Dataset excerpt:
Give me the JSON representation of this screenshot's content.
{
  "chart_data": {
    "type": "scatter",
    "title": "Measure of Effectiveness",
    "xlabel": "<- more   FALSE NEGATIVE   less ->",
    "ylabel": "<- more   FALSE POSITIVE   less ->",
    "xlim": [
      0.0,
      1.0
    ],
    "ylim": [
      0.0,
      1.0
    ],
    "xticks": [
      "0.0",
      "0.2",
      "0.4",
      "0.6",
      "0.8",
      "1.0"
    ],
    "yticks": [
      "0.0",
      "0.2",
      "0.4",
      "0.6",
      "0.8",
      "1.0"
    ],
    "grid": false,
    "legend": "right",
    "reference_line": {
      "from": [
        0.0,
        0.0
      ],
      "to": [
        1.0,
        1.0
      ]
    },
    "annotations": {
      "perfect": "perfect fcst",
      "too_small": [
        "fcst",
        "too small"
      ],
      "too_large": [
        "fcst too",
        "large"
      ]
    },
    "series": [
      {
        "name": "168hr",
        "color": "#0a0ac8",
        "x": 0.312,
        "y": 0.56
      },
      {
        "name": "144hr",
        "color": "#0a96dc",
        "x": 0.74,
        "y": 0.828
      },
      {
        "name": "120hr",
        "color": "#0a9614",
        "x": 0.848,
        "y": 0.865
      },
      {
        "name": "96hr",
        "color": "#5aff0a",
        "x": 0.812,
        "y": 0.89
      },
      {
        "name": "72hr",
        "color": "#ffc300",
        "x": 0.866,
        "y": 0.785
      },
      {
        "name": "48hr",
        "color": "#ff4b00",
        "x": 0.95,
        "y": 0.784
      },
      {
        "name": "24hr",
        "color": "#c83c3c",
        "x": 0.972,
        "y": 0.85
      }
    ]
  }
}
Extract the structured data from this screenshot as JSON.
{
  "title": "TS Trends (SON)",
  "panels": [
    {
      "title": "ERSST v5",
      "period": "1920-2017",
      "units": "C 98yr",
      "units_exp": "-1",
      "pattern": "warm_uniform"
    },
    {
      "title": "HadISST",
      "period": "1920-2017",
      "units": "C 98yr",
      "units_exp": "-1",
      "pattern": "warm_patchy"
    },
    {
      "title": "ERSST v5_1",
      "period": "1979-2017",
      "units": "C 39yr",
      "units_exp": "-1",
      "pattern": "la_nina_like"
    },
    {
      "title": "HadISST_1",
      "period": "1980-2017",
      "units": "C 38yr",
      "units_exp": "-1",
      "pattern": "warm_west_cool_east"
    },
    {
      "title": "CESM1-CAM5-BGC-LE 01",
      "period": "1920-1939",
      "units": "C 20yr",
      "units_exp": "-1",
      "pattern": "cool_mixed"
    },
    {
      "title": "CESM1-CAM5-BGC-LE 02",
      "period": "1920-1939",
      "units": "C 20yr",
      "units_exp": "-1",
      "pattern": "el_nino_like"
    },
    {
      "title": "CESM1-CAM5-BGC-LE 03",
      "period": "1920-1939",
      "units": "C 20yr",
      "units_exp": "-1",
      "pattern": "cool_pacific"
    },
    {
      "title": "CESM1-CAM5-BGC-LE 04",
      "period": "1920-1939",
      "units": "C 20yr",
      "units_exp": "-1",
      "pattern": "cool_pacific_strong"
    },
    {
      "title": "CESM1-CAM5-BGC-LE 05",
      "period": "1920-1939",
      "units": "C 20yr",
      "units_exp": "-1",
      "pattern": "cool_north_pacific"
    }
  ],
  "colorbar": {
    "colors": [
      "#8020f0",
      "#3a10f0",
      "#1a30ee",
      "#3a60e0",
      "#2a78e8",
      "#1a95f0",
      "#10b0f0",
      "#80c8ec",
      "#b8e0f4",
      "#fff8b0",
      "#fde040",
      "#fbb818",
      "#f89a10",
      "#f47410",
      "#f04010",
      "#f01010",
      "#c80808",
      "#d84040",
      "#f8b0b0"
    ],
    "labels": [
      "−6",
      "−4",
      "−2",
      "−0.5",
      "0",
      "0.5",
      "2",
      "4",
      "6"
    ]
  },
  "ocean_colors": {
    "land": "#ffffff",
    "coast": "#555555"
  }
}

Task goal:
Reproduce each entry exactly, leaving out nothing.

Task output:
Give me the JSON representation of this screenshot's content.
{
  "chart_data": {
    "type": "scatter",
    "title": "Measure of Effectiveness",
    "xlabel": "<- more   FALSE NEGATIVE   less ->",
    "ylabel": "<- more   FALSE POSITIVE   less ->",
    "xlim": [
      0.0,
      1.0
    ],
    "ylim": [
      0.0,
      1.0
    ],
    "xticks": [
      "0.0",
      "0.2",
      "0.4",
      "0.6",
      "0.8",
      "1.0"
    ],
    "yticks": [
      "0.0",
      "0.2",
      "0.4",
      "0.6",
      "0.8",
      "1.0"
    ],
    "grid": false,
    "legend": "right",
    "reference_line": {
      "from": [
        0.0,
        0.0
      ],
      "to": [
        1.0,
        1.0
      ]
    },
    "annotations": {
      "perfect": "perfect fcst",
      "too_small": [
        "fcst",
        "too small"
      ],
      "too_large": [
        "fcst too",
        "large"
      ]
    },
    "series": [
      {
        "name": "168hr",
        "color": "#0a0ac8",
        "x": 0.312,
        "y": 0.56
      },
      {
        "name": "144hr",
        "color": "#0a96dc",
        "x": 0.74,
        "y": 0.828
      },
      {
        "name": "120hr",
        "color": "#0a9614",
        "x": 0.848,
        "y": 0.865
      },
      {
        "name": "96hr",
        "color": "#5aff0a",
        "x": 0.812,
        "y": 0.89
      },
      {
        "name": "72hr",
        "color": "#ffc300",
        "x": 0.866,
        "y": 0.785
      },
      {
        "name": "48hr",
        "color": "#ff4b00",
        "x": 0.95,
        "y": 0.784
      },
      {
        "name": "24hr",
        "color": "#c83c3c",
        "x": 0.972,
        "y": 0.85
      }
    ]
  }
}
Extract the structured data from this screenshot as JSON.
{
  "title": "TS Trends (SON)",
  "panels": [
    {
      "title": "ERSST v5",
      "period": "1920-2017",
      "units": "C 98yr",
      "units_exp": "-1",
      "pattern": "warm_uniform"
    },
    {
      "title": "HadISST",
      "period": "1920-2017",
      "units": "C 98yr",
      "units_exp": "-1",
      "pattern": "warm_patchy"
    },
    {
      "title": "ERSST v5_1",
      "period": "1979-2017",
      "units": "C 39yr",
      "units_exp": "-1",
      "pattern": "la_nina_like"
    },
    {
      "title": "HadISST_1",
      "period": "1980-2017",
      "units": "C 38yr",
      "units_exp": "-1",
      "pattern": "warm_west_cool_east"
    },
    {
      "title": "CESM1-CAM5-BGC-LE 01",
      "period": "1920-1939",
      "units": "C 20yr",
      "units_exp": "-1",
      "pattern": "cool_mixed"
    },
    {
      "title": "CESM1-CAM5-BGC-LE 02",
      "period": "1920-1939",
      "units": "C 20yr",
      "units_exp": "-1",
      "pattern": "el_nino_like"
    },
    {
      "title": "CESM1-CAM5-BGC-LE 03",
      "period": "1920-1939",
      "units": "C 20yr",
      "units_exp": "-1",
      "pattern": "cool_pacific"
    },
    {
      "title": "CESM1-CAM5-BGC-LE 04",
      "period": "1920-1939",
      "units": "C 20yr",
      "units_exp": "-1",
      "pattern": "cool_pacific_strong"
    },
    {
      "title": "CESM1-CAM5-BGC-LE 05",
      "period": "1920-1939",
      "units": "C 20yr",
      "units_exp": "-1",
      "pattern": "cool_north_pacific"
    }
  ],
  "colorbar": {
    "colors": [
      "#8020f0",
      "#3a10f0",
      "#1a30ee",
      "#3a60e0",
      "#2a78e8",
      "#1a95f0",
      "#10b0f0",
      "#80c8ec",
      "#b8e0f4",
      "#fff8b0",
      "#fde040",
      "#fbb818",
      "#f89a10",
      "#f47410",
      "#f04010",
      "#f01010",
      "#c80808",
      "#d84040",
      "#f8b0b0"
    ],
    "labels": [
      "−6",
      "−4",
      "−2",
      "−0.5",
      "0",
      "0.5",
      "2",
      "4",
      "6"
    ]
  },
  "ocean_colors": {
    "land": "#ffffff",
    "coast": "#555555"
  }
}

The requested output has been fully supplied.